PROBLEM STATEMENT:
Where a line holds the word "image", copy that line.
::: EXTRACTED ENTRIES
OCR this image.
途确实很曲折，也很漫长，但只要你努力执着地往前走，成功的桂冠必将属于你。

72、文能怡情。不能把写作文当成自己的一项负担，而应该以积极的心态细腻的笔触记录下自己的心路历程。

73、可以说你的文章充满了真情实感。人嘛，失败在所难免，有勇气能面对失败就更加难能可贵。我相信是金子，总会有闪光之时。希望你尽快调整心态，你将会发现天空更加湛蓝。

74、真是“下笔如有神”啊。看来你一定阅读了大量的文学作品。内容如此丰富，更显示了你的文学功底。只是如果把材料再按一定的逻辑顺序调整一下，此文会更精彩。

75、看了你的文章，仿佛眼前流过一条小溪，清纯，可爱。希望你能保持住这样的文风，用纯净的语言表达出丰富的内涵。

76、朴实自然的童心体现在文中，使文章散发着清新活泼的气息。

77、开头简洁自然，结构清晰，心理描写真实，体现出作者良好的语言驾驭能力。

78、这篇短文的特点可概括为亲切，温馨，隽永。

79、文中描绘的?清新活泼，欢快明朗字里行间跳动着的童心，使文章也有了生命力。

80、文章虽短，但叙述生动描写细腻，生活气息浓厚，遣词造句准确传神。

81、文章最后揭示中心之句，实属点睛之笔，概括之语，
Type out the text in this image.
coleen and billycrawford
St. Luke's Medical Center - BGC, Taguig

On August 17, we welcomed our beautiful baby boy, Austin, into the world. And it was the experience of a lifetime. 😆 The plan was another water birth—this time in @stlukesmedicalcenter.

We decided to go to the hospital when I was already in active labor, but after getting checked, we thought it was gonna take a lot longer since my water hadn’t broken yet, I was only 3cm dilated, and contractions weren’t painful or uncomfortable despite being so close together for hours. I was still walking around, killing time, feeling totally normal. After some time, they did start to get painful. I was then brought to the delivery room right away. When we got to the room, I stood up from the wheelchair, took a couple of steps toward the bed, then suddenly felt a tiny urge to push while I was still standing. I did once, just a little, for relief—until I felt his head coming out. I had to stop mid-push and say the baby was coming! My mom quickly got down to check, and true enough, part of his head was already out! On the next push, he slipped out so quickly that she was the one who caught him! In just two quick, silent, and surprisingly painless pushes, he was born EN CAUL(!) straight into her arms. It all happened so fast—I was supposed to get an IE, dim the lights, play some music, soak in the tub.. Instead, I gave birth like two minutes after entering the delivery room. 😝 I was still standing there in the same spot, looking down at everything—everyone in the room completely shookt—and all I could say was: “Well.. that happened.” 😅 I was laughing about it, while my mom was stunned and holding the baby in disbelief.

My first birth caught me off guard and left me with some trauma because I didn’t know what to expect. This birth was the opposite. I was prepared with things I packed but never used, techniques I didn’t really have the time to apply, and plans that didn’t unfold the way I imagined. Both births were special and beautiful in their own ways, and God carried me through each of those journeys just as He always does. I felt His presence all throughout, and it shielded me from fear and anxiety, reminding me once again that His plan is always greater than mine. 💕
::::::
SOLUTION FOR THIS TASK:
OCR this image.
Type out the text in this image.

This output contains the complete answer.